- **Task prompt**:
Please duplicate the stretch of rows from the line containing "Patent image size: (433, 1089)." through the line containing "The lower portion 2a is at (190, 595).", both included, reproducing each line without any change.
--- Start of Materials provided ---
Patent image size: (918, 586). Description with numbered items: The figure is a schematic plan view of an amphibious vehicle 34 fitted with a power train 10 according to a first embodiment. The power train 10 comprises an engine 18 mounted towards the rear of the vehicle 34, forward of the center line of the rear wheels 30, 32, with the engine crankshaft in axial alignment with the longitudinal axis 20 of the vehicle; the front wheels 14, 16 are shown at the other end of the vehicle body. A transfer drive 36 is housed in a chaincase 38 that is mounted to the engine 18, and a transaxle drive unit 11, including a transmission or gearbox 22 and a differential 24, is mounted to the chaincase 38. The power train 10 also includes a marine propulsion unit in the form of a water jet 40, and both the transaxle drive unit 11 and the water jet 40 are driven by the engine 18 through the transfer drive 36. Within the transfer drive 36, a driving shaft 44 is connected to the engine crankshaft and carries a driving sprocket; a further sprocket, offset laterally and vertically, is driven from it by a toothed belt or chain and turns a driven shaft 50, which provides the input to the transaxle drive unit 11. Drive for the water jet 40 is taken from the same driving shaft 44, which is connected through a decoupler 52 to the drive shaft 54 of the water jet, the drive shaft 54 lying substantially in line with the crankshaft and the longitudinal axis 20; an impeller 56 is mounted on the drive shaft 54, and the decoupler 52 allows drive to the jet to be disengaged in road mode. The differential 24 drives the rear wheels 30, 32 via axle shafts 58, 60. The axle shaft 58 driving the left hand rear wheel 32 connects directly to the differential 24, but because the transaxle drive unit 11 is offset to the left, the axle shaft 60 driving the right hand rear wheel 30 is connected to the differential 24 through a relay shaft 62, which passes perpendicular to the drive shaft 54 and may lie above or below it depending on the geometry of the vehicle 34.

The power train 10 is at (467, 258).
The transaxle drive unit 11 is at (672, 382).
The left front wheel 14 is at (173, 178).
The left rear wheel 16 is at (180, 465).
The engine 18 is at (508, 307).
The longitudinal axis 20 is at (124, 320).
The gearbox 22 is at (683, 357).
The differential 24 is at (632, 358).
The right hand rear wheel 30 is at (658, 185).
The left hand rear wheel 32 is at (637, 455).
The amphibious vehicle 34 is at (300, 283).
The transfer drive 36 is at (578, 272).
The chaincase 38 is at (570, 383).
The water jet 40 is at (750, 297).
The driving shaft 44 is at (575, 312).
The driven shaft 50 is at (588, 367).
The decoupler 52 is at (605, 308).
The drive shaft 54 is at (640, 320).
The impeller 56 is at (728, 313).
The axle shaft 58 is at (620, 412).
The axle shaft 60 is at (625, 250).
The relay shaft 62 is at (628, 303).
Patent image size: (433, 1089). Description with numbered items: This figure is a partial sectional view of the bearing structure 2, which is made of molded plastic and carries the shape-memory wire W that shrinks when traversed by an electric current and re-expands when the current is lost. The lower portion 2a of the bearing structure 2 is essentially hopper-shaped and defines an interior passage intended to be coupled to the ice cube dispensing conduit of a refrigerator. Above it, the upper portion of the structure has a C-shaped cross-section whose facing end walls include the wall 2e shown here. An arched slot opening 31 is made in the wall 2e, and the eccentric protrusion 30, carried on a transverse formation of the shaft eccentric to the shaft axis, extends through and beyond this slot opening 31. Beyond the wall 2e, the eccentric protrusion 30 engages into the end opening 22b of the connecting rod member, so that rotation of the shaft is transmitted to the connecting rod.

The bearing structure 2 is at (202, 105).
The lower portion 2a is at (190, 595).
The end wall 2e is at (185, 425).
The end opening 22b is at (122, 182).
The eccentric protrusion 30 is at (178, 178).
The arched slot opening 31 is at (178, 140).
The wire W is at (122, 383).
--- End of Materials provided ---
- **Solution to this problem**:
Patent image size: (433, 1089). Description with numbered items: This figure is a partial sectional view of the bearing structure 2, which is made of molded plastic and carries the shape-memory wire W that shrinks when traversed by an electric current and re-expands when the current is lost. The lower portion 2a of the bearing structure 2 is essentially hopper-shaped and defines an interior passage intended to be coupled to the ice cube dispensing conduit of a refrigerator. Above it, the upper portion of the structure has a C-shaped cross-section whose facing end walls include the wall 2e shown here. An arched slot opening 31 is made in the wall 2e, and the eccentric protrusion 30, carried on a transverse formation of the shaft eccentric to the shaft axis, extends through and beyond this slot opening 31. Beyond the wall 2e, the eccentric protrusion 30 engages into the end opening 22b of the connecting rod member, so that rotation of the shaft is transmitted to the connecting rod.

The bearing structure 2 is at (202, 105).
The lower portion 2a is at (190, 595).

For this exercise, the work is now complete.